--- BEGIN RECORDS SUPPLIED ---
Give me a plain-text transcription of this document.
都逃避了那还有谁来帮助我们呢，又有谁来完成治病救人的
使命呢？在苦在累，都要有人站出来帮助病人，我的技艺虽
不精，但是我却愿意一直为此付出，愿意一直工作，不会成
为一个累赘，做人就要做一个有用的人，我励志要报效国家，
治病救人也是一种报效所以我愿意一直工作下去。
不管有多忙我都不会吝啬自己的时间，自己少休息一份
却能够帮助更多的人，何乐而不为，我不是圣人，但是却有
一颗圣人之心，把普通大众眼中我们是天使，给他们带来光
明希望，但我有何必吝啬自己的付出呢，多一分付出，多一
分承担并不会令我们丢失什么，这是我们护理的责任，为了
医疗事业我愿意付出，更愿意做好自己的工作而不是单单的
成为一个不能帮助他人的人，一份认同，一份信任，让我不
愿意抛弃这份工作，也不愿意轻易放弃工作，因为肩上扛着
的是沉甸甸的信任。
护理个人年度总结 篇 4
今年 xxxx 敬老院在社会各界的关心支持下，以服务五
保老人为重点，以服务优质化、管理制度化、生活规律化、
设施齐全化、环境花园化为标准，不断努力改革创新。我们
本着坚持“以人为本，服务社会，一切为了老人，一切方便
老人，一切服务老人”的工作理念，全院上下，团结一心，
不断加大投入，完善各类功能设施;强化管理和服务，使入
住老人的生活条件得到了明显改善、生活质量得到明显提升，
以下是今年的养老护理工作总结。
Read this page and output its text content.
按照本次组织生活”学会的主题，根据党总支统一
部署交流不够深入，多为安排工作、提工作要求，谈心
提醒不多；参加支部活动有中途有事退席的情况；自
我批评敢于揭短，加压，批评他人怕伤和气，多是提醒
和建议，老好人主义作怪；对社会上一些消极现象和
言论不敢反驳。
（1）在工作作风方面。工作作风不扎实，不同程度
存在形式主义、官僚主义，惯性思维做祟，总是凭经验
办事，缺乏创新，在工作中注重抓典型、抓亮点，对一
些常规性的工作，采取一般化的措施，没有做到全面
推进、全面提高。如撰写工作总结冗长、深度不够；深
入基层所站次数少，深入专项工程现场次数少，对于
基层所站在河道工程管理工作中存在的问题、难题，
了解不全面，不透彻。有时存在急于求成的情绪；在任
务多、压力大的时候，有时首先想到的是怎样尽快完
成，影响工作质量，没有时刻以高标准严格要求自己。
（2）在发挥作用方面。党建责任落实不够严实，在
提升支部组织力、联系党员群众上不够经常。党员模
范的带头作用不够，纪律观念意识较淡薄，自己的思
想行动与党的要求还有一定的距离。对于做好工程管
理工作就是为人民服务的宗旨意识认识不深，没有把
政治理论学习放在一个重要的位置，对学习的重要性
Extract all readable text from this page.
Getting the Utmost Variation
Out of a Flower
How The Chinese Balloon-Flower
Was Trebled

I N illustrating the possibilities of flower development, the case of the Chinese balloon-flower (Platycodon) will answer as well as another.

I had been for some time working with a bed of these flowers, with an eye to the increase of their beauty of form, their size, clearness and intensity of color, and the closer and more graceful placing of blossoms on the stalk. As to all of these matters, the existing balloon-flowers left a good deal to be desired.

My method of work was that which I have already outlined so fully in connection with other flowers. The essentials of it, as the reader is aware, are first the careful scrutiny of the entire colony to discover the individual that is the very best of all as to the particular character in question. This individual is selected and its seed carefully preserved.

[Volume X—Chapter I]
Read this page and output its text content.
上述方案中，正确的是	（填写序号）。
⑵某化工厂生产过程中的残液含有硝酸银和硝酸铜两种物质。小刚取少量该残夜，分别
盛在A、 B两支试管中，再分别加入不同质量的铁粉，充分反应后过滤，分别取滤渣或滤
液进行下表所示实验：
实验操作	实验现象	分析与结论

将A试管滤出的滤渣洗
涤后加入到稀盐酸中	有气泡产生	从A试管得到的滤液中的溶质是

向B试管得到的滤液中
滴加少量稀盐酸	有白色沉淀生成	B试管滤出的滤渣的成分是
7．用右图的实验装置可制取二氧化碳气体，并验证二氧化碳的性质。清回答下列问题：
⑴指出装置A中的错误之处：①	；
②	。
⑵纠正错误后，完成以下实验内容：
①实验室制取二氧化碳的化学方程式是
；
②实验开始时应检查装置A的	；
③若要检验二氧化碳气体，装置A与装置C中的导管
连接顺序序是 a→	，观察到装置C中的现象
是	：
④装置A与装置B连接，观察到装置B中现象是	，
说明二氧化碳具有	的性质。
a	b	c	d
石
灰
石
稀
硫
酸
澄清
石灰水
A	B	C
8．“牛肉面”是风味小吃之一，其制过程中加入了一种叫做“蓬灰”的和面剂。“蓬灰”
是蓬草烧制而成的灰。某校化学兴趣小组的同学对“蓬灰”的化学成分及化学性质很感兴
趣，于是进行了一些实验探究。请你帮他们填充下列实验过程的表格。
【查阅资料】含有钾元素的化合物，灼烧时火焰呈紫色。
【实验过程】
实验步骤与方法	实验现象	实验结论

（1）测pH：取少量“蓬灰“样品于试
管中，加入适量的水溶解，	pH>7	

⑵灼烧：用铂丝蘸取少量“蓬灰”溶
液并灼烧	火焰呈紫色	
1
--- END RECORDS SUPPLIED ---
WHAT TO DO: Every entry should be printed again exactly as written.

TASK ANSWER:
Give me a plain-text transcription of this document.
都逃避了那还有谁来帮助我们呢，又有谁来完成治病救人的
使命呢？在苦在累，都要有人站出来帮助病人，我的技艺虽
不精，但是我却愿意一直为此付出，愿意一直工作，不会成
为一个累赘，做人就要做一个有用的人，我励志要报效国家，
治病救人也是一种报效所以我愿意一直工作下去。
不管有多忙我都不会吝啬自己的时间，自己少休息一份
却能够帮助更多的人，何乐而不为，我不是圣人，但是却有
一颗圣人之心，把普通大众眼中我们是天使，给他们带来光
明希望，但我有何必吝啬自己的付出呢，多一分付出，多一
分承担并不会令我们丢失什么，这是我们护理的责任，为了
医疗事业我愿意付出，更愿意做好自己的工作而不是单单的
成为一个不能帮助他人的人，一份认同，一份信任，让我不
愿意抛弃这份工作，也不愿意轻易放弃工作，因为肩上扛着
的是沉甸甸的信任。
护理个人年度总结 篇 4
今年 xxxx 敬老院在社会各界的关心支持下，以服务五
保老人为重点，以服务优质化、管理制度化、生活规律化、
设施齐全化、环境花园化为标准，不断努力改革创新。我们
本着坚持“以人为本，服务社会，一切为了老人，一切方便
老人，一切服务老人”的工作理念，全院上下，团结一心，
不断加大投入，完善各类功能设施;强化管理和服务，使入
住老人的生活条件得到了明显改善、生活质量得到明显提升，
以下是今年的养老护理工作总结。
Read this page and output its text content.
按照本次组织生活”学会的主题，根据党总支统一
部署交流不够深入，多为安排工作、提工作要求，谈心
提醒不多；参加支部活动有中途有事退席的情况；自
我批评敢于揭短，加压，批评他人怕伤和气，多是提醒
和建议，老好人主义作怪；对社会上一些消极现象和
言论不敢反驳。
（1）在工作作风方面。工作作风不扎实，不同程度
存在形式主义、官僚主义，惯性思维做祟，总是凭经验
办事，缺乏创新，在工作中注重抓典型、抓亮点，对一
些常规性的工作，采取一般化的措施，没有做到全面
推进、全面提高。如撰写工作总结冗长、深度不够；深
入基层所站次数少，深入专项工程现场次数少，对于
基层所站在河道工程管理工作中存在的问题、难题，
了解不全面，不透彻。有时存在急于求成的情绪；在任
务多、压力大的时候，有时首先想到的是怎样尽快完
成，影响工作质量，没有时刻以高标准严格要求自己。
（2）在发挥作用方面。党建责任落实不够严实，在
提升支部组织力、联系党员群众上不够经常。党员模
范的带头作用不够，纪律观念意识较淡薄，自己的思
想行动与党的要求还有一定的距离。对于做好工程管
理工作就是为人民服务的宗旨意识认识不深，没有把
政治理论学习放在一个重要的位置，对学习的重要性
Extract all readable text from this page.
Getting the Utmost Variation
Out of a Flower
How The Chinese Balloon-Flower
Was Trebled

I N illustrating the possibilities of flower development, the case of the Chinese balloon-flower (Platycodon) will answer as well as another.

I had been for some time working with a bed of these flowers, with an eye to the increase of their beauty of form, their size, clearness and intensity of color, and the closer and more graceful placing of blossoms on the stalk. As to all of these matters, the existing balloon-flowers left a good deal to be desired.

My method of work was that which I have already outlined so fully in connection with other flowers. The essentials of it, as the reader is aware, are first the careful scrutiny of the entire colony to discover the individual that is the very best of all as to the particular character in question. This individual is selected and its seed carefully preserved.

[Volume X—Chapter I]
Read this page and output its text content.
上述方案中，正确的是	（填写序号）。
⑵某化工厂生产过程中的残液含有硝酸银和硝酸铜两种物质。小刚取少量该残夜，分别
盛在A、 B两支试管中，再分别加入不同质量的铁粉，充分反应后过滤，分别取滤渣或滤
液进行下表所示实验：
实验操作	实验现象	分析与结论

将A试管滤出的滤渣洗
涤后加入到稀盐酸中	有气泡产生	从A试管得到的滤液中的溶质是

向B试管得到的滤液中
滴加少量稀盐酸	有白色沉淀生成	B试管滤出的滤渣的成分是
7．用右图的实验装置可制取二氧化碳气体，并验证二氧化碳的性质。清回答下列问题：
⑴指出装置A中的错误之处：①	；
②	。
⑵纠正错误后，完成以下实验内容：
①实验室制取二氧化碳的化学方程式是
；
②实验开始时应检查装置A的	；
③若要检验二氧化碳气体，装置A与装置C中的导管
连接顺序序是 a→	，观察到装置C中的现象
是	：
④装置A与装置B连接，观察到装置B中现象是	，
说明二氧化碳具有	的性质。
a	b	c	d
石
灰
石
稀
硫
酸
澄清
石灰水
A	B	C
8．“牛肉面”是风味小吃之一，其制过程中加入了一种叫做“蓬灰”的和面剂。“蓬灰”
是蓬草烧制而成的灰。某校化学兴趣小组的同学对“蓬灰”的化学成分及化学性质很感兴
趣，于是进行了一些实验探究。请你帮他们填充下列实验过程的表格。
【查阅资料】含有钾元素的化合物，灼烧时火焰呈紫色。
【实验过程】
实验步骤与方法	实验现象	实验结论

（1）测pH：取少量“蓬灰“样品于试
管中，加入适量的水溶解，	pH>7	

⑵灼烧：用铂丝蘸取少量“蓬灰”溶
液并灼烧	火焰呈紫色	
1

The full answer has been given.